What the exercise asks: Write out each record in full and exactly as given. Skip any pictures.

Data for this task:
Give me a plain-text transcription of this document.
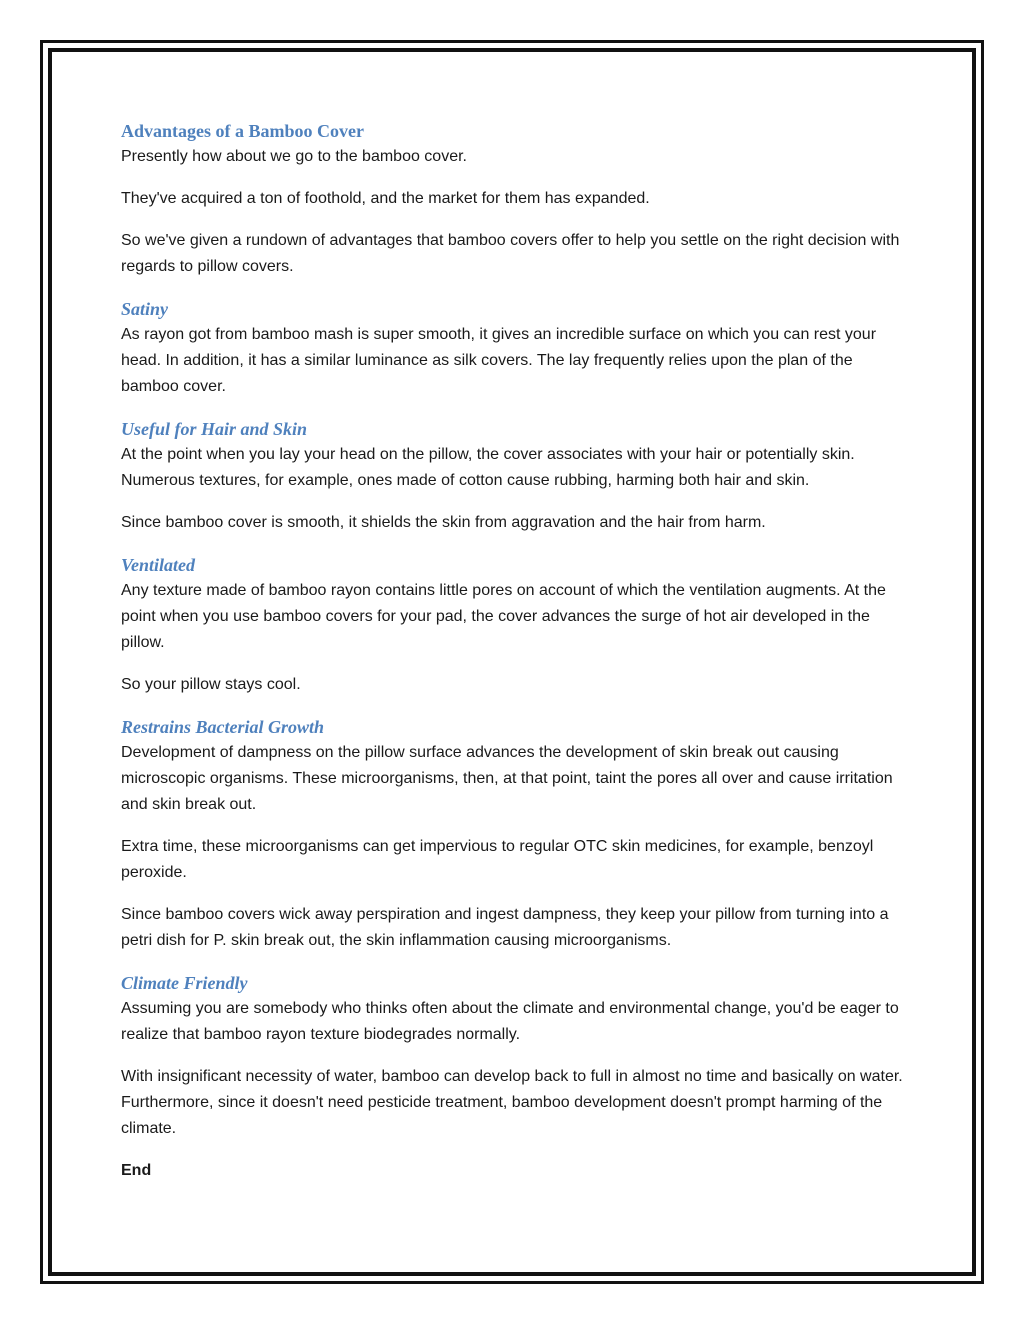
Advantages of a Bamboo Cover

Presently how about we go to the bamboo cover.

They've acquired a ton of foothold, and the market for them has expanded.

So we've given a rundown of advantages that bamboo covers offer to help you settle on the right decision with regards to pillow covers.

Satiny

As rayon got from bamboo mash is super smooth, it gives an incredible surface on which you can rest your head. In addition, it has a similar luminance as silk covers. The lay frequently relies upon the plan of the bamboo cover.

Useful for Hair and Skin

At the point when you lay your head on the pillow, the cover associates with your hair or potentially skin. Numerous textures, for example, ones made of cotton cause rubbing, harming both hair and skin.

Since bamboo cover is smooth, it shields the skin from aggravation and the hair from harm.

Ventilated

Any texture made of bamboo rayon contains little pores on account of which the ventilation augments. At the point when you use bamboo covers for your pad, the cover advances the surge of hot air developed in the pillow.

So your pillow stays cool.

Restrains Bacterial Growth

Development of dampness on the pillow surface advances the development of skin break out causing microscopic organisms. These microorganisms, then, at that point, taint the pores all over and cause irritation and skin break out.

Extra time, these microorganisms can get impervious to regular OTC skin medicines, for example, benzoyl peroxide.

Since bamboo covers wick away perspiration and ingest dampness, they keep your pillow from turning into a petri dish for P. skin break out, the skin inflammation causing microorganisms.

Climate Friendly

Assuming you are somebody who thinks often about the climate and environmental change, you'd be eager to realize that bamboo rayon texture biodegrades normally.

With insignificant necessity of water, bamboo can develop back to full in almost no time and basically on water. Furthermore, since it doesn't need pesticide treatment, bamboo development doesn't prompt harming of the climate.

End
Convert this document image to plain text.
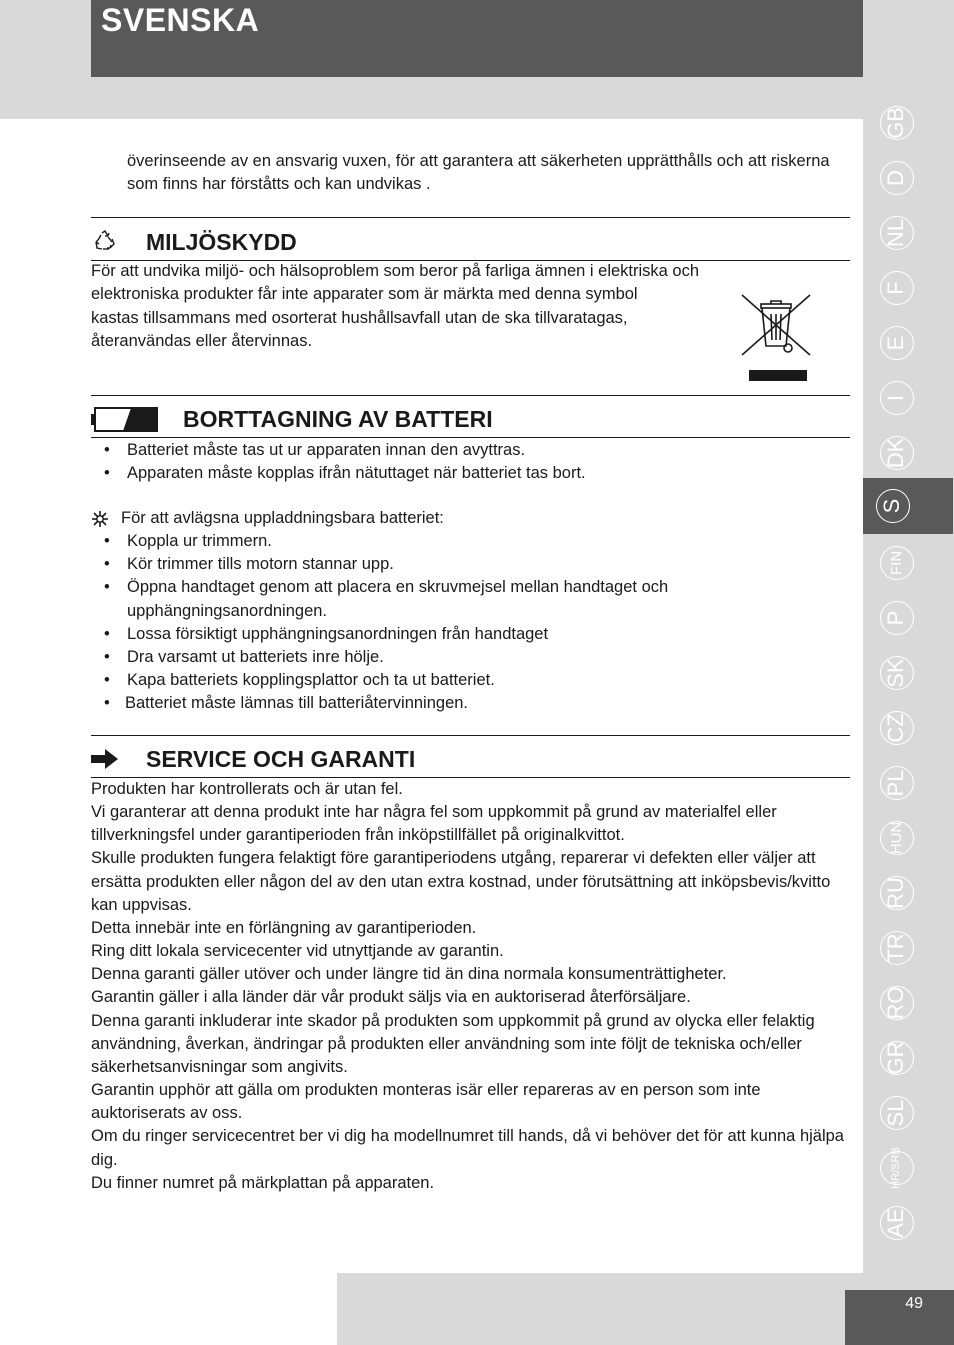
SVENSKA
49
överinseende av en ansvarig vuxen, för att garantera att säkerheten upprätthålls och att riskerna som finns har förståtts och kan undvikas .
MILJÖSKYDD
För att undvika miljö- och hälsoproblem som beror på farliga ämnen i elektriska och
elektroniska produkter får inte apparater som är märkta med denna symbol
kastas tillsammans med osorterat hushållsavfall utan de ska tillvaratagas,
återanvändas eller återvinnas.
BORTTAGNING AV BATTERI
• Batteriet måste tas ut ur apparaten innan den avyttras.
• Apparaten måste kopplas ifrån nätuttaget när batteriet tas bort.
För att avlägsna uppladdningsbara batteriet:
• Koppla ur trimmern.
• Kör trimmer tills motorn stannar upp.
• Öppna handtaget genom att placera en skruvmejsel mellan handtaget och upphängningsanordningen.
• Lossa försiktigt upphängningsanordningen från handtaget
• Dra varsamt ut batteriets inre hölje.
• Kapa batteriets kopplingsplattor och ta ut batteriet.
• Batteriet måste lämnas till batteriåtervinningen.
SERVICE OCH GARANTI
Produkten har kontrollerats och är utan fel.
Vi garanterar att denna produkt inte har några fel som uppkommit på grund av materialfel eller tillverkningsfel under garantiperioden från inköpstillfället på originalkvittot.
Skulle produkten fungera felaktigt före garantiperiodens utgång, reparerar vi defekten eller väljer att ersätta produkten eller någon del av den utan extra kostnad, under förutsättning att inköpsbevis/kvitto kan uppvisas.
Detta innebär inte en förlängning av garantiperioden.
Ring ditt lokala servicecenter vid utnyttjande av garantin.
Denna garanti gäller utöver och under längre tid än dina normala konsumenträttigheter.
Garantin gäller i alla länder där vår produkt säljs via en auktoriserad återförsäljare.
Denna garanti inkluderar inte skador på produkten som uppkommit på grund av olycka eller felaktig användning, åverkan, ändringar på produkten eller användning som inte följt de tekniska och/eller säkerhetsanvisningar som angivits.
Garantin upphör att gälla om produkten monteras isär eller repareras av en person som inte auktoriserats av oss.
Om du ringer servicecentret ber vi dig ha modellnumret till hands, då vi behöver det för att kunna hjälpa dig.
Du finner numret på märkplattan på apparaten.
GB
D
NL
F
E
I
DK
S
FIN
P
SK
CZ
PL
HUN
RU
TR
RO
GR
SL
HR/SRB
AE
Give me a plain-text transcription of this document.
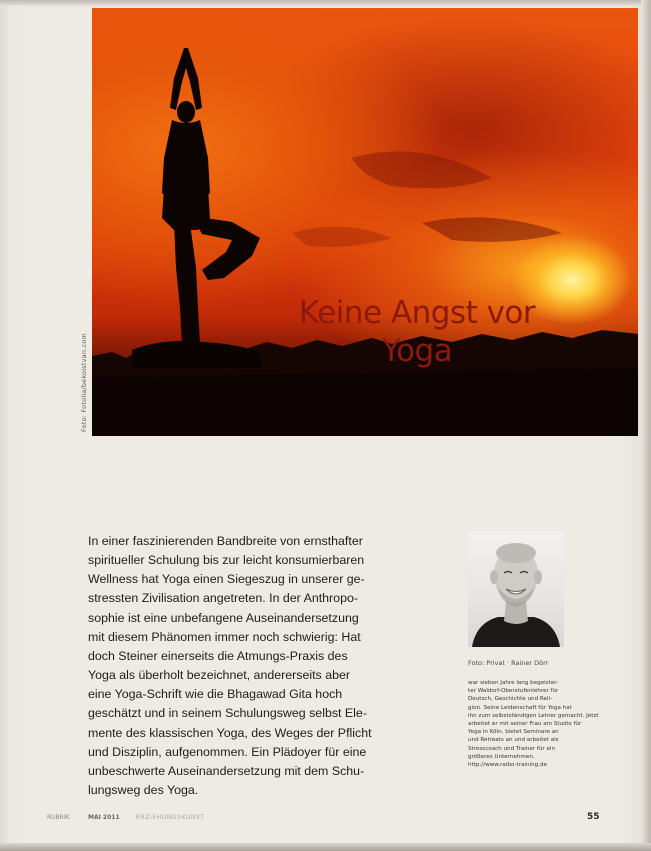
Keine Angst vor
Yoga
Foto: Fotolia/bekoistvan.com
In einer faszinierenden Bandbreite von ernsthafter
spiritueller Schulung bis zur leicht konsumierbaren
Wellness hat Yoga einen Siegeszug in unserer ge-
stressten Zivilisation angetreten. In der Anthropo-
sophie ist eine unbefangene Auseinandersetzung
mit diesem Phänomen immer noch schwierig: Hat
doch Steiner einerseits die Atmungs-Praxis des
Yoga als überholt bezeichnet, andererseits aber
eine Yoga-Schrift wie die Bhagawad Gita hoch
geschätzt und in seinem Schulungsweg selbst Ele-
mente des klassischen Yoga, des Weges der Pflicht
und Disziplin, aufgenommen. Ein Plädoyer für eine
unbeschwerte Auseinandersetzung mit dem Schu-
lungsweg des Yoga.
Foto: Privat · Rainer Dörr
war sieben Jahre lang begeister-
ter Waldorf-Oberstufenlehrer für
Deutsch, Geschichte und Reli-
gion. Seine Leidenschaft für Yoga hat
ihn zum selbstständigen Lehrer gemacht. Jetzt
arbeitet er mit seiner Frau am Studio für
Yoga in Köln, bietet Seminare an
und Retreats an und arbeitet als
Stresscoach und Trainer für ein
größeres Unternehmen.
http://www.raibo-training.de
RUBRIK	MAI 2011	ERZIEHUNGSKUNST	55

Your solution:
Give me a plain-text transcription of this document.
Advantages of a Bamboo Cover

Presently how about we go to the bamboo cover.

They've acquired a ton of foothold, and the market for them has expanded.

So we've given a rundown of advantages that bamboo covers offer to help you settle on the right decision with regards to pillow covers.

Satiny

As rayon got from bamboo mash is super smooth, it gives an incredible surface on which you can rest your head. In addition, it has a similar luminance as silk covers. The lay frequently relies upon the plan of the bamboo cover.

Useful for Hair and Skin

At the point when you lay your head on the pillow, the cover associates with your hair or potentially skin. Numerous textures, for example, ones made of cotton cause rubbing, harming both hair and skin.

Since bamboo cover is smooth, it shields the skin from aggravation and the hair from harm.

Ventilated

Any texture made of bamboo rayon contains little pores on account of which the ventilation augments. At the point when you use bamboo covers for your pad, the cover advances the surge of hot air developed in the pillow.

So your pillow stays cool.

Restrains Bacterial Growth

Development of dampness on the pillow surface advances the development of skin break out causing microscopic organisms. These microorganisms, then, at that point, taint the pores all over and cause irritation and skin break out.

Extra time, these microorganisms can get impervious to regular OTC skin medicines, for example, benzoyl peroxide.

Since bamboo covers wick away perspiration and ingest dampness, they keep your pillow from turning into a petri dish for P. skin break out, the skin inflammation causing microorganisms.

Climate Friendly

Assuming you are somebody who thinks often about the climate and environmental change, you'd be eager to realize that bamboo rayon texture biodegrades normally.

With insignificant necessity of water, bamboo can develop back to full in almost no time and basically on water. Furthermore, since it doesn't need pesticide treatment, bamboo development doesn't prompt harming of the climate.

End
Convert this document image to plain text.
SVENSKA
49
överinseende av en ansvarig vuxen, för att garantera att säkerheten upprätthålls och att riskerna som finns har förståtts och kan undvikas .
MILJÖSKYDD
För att undvika miljö- och hälsoproblem som beror på farliga ämnen i elektriska och
elektroniska produkter får inte apparater som är märkta med denna symbol
kastas tillsammans med osorterat hushållsavfall utan de ska tillvaratagas,
återanvändas eller återvinnas.
BORTTAGNING AV BATTERI
• Batteriet måste tas ut ur apparaten innan den avyttras.
• Apparaten måste kopplas ifrån nätuttaget när batteriet tas bort.
För att avlägsna uppladdningsbara batteriet:
• Koppla ur trimmern.
• Kör trimmer tills motorn stannar upp.
• Öppna handtaget genom att placera en skruvmejsel mellan handtaget och upphängningsanordningen.
• Lossa försiktigt upphängningsanordningen från handtaget
• Dra varsamt ut batteriets inre hölje.
• Kapa batteriets kopplingsplattor och ta ut batteriet.
• Batteriet måste lämnas till batteriåtervinningen.
SERVICE OCH GARANTI
Produkten har kontrollerats och är utan fel.
Vi garanterar att denna produkt inte har några fel som uppkommit på grund av materialfel eller tillverkningsfel under garantiperioden från inköpstillfället på originalkvittot.
Skulle produkten fungera felaktigt före garantiperiodens utgång, reparerar vi defekten eller väljer att ersätta produkten eller någon del av den utan extra kostnad, under förutsättning att inköpsbevis/kvitto kan uppvisas.
Detta innebär inte en förlängning av garantiperioden.
Ring ditt lokala servicecenter vid utnyttjande av garantin.
Denna garanti gäller utöver och under längre tid än dina normala konsumenträttigheter.
Garantin gäller i alla länder där vår produkt säljs via en auktoriserad återförsäljare.
Denna garanti inkluderar inte skador på produkten som uppkommit på grund av olycka eller felaktig användning, åverkan, ändringar på produkten eller användning som inte följt de tekniska och/eller säkerhetsanvisningar som angivits.
Garantin upphör att gälla om produkten monteras isär eller repareras av en person som inte auktoriserats av oss.
Om du ringer servicecentret ber vi dig ha modellnumret till hands, då vi behöver det för att kunna hjälpa dig.
Du finner numret på märkplattan på apparaten.
GB
D
NL
F
E
I
DK
S
FIN
P
SK
CZ
PL
HUN
RU
TR
RO
GR
SL
HR/SRB
AE
Give me a plain-text transcription of this document.
Keine Angst vor
Yoga
Foto: Fotolia/bekoistvan.com
In einer faszinierenden Bandbreite von ernsthafter
spiritueller Schulung bis zur leicht konsumierbaren
Wellness hat Yoga einen Siegeszug in unserer ge-
stressten Zivilisation angetreten. In der Anthropo-
sophie ist eine unbefangene Auseinandersetzung
mit diesem Phänomen immer noch schwierig: Hat
doch Steiner einerseits die Atmungs-Praxis des
Yoga als überholt bezeichnet, andererseits aber
eine Yoga-Schrift wie die Bhagawad Gita hoch
geschätzt und in seinem Schulungsweg selbst Ele-
mente des klassischen Yoga, des Weges der Pflicht
und Disziplin, aufgenommen. Ein Plädoyer für eine
unbeschwerte Auseinandersetzung mit dem Schu-
lungsweg des Yoga.
Foto: Privat · Rainer Dörr
war sieben Jahre lang begeister-
ter Waldorf-Oberstufenlehrer für
Deutsch, Geschichte und Reli-
gion. Seine Leidenschaft für Yoga hat
ihn zum selbstständigen Lehrer gemacht. Jetzt
arbeitet er mit seiner Frau am Studio für
Yoga in Köln, bietet Seminare an
und Retreats an und arbeitet als
Stresscoach und Trainer für ein
größeres Unternehmen.
http://www.raibo-training.de
RUBRIK	MAI 2011	ERZIEHUNGSKUNST	55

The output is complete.